▽

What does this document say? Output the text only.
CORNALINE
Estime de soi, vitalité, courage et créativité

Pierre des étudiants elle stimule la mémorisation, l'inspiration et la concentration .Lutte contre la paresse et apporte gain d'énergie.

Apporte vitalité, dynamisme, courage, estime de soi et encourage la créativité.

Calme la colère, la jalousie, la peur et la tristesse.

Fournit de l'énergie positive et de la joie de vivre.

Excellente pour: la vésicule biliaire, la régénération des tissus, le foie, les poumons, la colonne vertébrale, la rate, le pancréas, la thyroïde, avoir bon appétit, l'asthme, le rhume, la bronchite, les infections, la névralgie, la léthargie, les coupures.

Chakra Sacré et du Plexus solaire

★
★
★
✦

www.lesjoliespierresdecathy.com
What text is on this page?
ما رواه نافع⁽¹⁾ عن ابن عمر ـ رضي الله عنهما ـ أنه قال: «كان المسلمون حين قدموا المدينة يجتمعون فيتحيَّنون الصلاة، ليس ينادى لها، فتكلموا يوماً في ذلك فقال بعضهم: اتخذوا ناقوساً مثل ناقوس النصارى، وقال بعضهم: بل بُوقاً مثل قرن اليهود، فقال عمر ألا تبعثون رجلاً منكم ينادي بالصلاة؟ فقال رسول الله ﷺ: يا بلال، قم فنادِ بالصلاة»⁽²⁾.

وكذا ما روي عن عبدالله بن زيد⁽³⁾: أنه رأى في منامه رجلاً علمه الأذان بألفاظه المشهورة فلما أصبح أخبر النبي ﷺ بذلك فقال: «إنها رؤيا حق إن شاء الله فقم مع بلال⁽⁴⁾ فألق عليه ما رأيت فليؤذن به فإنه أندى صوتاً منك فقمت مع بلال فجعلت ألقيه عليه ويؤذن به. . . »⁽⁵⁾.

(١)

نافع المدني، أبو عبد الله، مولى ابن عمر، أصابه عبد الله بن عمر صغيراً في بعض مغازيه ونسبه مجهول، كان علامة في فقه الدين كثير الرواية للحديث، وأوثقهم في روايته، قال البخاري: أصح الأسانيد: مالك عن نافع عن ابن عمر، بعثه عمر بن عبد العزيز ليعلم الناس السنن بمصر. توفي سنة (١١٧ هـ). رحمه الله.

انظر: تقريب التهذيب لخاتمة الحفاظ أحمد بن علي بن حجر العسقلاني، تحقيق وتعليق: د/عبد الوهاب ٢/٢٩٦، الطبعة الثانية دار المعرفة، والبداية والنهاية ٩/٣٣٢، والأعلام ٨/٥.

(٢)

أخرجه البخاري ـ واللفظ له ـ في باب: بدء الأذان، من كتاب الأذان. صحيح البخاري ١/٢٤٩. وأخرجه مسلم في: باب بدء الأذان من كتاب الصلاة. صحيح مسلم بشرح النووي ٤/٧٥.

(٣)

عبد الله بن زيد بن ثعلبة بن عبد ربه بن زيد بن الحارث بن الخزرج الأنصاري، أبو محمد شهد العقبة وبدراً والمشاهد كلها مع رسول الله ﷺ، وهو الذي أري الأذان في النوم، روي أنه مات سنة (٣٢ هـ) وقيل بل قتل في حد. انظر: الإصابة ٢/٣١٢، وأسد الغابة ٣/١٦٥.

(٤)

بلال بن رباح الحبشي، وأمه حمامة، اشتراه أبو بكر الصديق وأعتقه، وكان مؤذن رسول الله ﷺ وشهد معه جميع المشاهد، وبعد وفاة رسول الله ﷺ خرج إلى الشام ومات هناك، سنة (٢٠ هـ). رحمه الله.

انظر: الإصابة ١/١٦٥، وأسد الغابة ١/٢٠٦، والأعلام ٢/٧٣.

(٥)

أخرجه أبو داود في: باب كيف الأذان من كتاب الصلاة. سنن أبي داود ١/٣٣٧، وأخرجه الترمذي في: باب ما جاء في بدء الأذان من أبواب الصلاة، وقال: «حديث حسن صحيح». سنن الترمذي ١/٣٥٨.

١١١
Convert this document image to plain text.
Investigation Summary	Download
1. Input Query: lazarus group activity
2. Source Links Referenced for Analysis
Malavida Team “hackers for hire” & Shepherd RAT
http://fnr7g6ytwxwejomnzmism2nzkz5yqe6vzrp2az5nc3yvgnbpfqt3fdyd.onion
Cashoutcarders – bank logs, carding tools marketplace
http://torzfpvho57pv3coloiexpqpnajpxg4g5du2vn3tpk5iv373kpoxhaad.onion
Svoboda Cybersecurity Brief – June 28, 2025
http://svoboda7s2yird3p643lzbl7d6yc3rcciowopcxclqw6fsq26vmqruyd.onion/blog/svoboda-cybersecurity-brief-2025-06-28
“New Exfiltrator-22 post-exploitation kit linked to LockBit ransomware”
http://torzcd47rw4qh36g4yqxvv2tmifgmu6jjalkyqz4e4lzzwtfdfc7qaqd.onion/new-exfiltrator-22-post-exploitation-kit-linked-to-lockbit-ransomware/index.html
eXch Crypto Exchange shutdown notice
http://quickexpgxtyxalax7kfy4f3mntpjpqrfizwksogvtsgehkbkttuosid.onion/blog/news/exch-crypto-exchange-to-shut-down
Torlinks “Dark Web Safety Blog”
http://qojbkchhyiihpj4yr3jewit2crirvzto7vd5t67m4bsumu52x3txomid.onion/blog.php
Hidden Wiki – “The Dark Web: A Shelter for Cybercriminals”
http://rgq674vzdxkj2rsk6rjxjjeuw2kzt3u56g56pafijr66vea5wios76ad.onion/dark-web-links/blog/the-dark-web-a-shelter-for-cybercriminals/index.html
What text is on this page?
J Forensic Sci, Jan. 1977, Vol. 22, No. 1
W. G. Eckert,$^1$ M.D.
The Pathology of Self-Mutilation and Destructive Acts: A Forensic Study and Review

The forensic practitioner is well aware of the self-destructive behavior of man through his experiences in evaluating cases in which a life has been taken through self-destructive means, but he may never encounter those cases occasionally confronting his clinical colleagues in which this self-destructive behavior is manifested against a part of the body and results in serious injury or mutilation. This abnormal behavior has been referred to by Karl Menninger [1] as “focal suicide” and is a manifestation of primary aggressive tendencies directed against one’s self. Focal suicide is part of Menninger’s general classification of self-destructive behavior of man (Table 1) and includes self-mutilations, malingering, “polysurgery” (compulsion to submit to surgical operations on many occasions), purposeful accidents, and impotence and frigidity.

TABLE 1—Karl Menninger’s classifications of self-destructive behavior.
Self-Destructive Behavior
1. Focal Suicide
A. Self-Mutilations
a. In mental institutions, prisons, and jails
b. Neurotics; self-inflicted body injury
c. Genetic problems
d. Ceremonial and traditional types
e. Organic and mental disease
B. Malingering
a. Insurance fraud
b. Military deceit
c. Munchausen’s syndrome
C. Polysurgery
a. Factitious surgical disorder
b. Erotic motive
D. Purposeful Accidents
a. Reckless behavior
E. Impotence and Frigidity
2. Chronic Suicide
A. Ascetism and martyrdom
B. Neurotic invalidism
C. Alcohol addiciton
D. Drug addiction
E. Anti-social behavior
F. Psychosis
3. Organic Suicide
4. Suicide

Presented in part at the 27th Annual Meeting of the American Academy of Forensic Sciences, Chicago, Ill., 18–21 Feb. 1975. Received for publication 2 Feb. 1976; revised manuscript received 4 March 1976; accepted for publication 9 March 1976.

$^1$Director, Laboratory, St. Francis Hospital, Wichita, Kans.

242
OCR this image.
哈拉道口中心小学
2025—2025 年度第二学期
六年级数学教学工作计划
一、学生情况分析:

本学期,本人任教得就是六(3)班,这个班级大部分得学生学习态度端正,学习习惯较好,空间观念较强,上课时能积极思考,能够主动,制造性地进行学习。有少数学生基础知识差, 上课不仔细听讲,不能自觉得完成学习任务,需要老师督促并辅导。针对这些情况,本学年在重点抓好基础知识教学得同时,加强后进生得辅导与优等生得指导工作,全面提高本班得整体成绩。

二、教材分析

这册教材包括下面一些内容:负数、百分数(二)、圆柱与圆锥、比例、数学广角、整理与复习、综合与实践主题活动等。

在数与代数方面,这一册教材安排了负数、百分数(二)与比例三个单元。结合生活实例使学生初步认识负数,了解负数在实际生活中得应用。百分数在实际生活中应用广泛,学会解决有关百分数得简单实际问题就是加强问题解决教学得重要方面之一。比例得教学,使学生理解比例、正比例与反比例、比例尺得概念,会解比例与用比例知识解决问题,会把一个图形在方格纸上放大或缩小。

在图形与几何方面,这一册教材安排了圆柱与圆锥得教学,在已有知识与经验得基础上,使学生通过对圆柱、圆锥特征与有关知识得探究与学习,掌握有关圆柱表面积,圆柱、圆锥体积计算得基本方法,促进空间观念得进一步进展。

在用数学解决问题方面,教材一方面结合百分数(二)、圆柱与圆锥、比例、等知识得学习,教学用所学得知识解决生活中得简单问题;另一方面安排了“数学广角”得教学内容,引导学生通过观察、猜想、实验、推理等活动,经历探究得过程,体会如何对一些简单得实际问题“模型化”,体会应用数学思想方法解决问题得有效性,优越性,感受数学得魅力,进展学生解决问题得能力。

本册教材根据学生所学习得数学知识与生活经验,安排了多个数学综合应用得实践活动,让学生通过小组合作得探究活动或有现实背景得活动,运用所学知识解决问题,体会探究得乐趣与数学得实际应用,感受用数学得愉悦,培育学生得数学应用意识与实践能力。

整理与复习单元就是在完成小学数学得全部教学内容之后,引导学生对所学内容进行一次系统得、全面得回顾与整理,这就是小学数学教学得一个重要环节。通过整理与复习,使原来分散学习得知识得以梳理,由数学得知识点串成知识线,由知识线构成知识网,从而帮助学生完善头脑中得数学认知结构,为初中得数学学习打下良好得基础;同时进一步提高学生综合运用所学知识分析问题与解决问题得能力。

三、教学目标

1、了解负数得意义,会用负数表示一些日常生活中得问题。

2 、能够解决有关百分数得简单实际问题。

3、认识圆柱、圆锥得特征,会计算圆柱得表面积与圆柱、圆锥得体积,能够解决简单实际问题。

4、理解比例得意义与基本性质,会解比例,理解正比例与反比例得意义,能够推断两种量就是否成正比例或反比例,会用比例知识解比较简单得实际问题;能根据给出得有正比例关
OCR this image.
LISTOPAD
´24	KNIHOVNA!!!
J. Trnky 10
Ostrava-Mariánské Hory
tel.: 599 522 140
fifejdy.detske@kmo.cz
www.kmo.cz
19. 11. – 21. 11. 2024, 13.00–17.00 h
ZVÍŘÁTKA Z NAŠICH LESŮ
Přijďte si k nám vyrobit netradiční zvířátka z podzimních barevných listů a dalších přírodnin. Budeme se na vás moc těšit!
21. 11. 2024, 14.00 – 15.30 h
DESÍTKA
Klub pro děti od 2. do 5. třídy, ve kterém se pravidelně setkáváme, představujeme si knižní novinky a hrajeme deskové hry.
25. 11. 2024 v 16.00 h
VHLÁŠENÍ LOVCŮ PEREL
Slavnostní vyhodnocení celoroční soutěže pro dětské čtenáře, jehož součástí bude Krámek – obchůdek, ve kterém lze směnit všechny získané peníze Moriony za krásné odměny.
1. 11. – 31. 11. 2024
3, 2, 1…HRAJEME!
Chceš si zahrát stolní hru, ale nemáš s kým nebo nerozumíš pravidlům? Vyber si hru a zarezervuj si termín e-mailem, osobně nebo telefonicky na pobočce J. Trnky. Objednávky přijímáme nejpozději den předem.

△

_Exercise directions:_ Gather all lines of the records that include the word "والأعلام".

_Output for this exercise:_
انظر: تقريب التهذيب لخاتمة الحفاظ أحمد بن علي بن حجر العسقلاني، تحقيق وتعليق: د/عبد الوهاب ٢/٢٩٦، الطبعة الثانية دار المعرفة، والبداية والنهاية ٩/٣٣٢، والأعلام ٨/٥.
انظر: الإصابة ١/١٦٥، وأسد الغابة ١/٢٠٦، والأعلام ٢/٧٣.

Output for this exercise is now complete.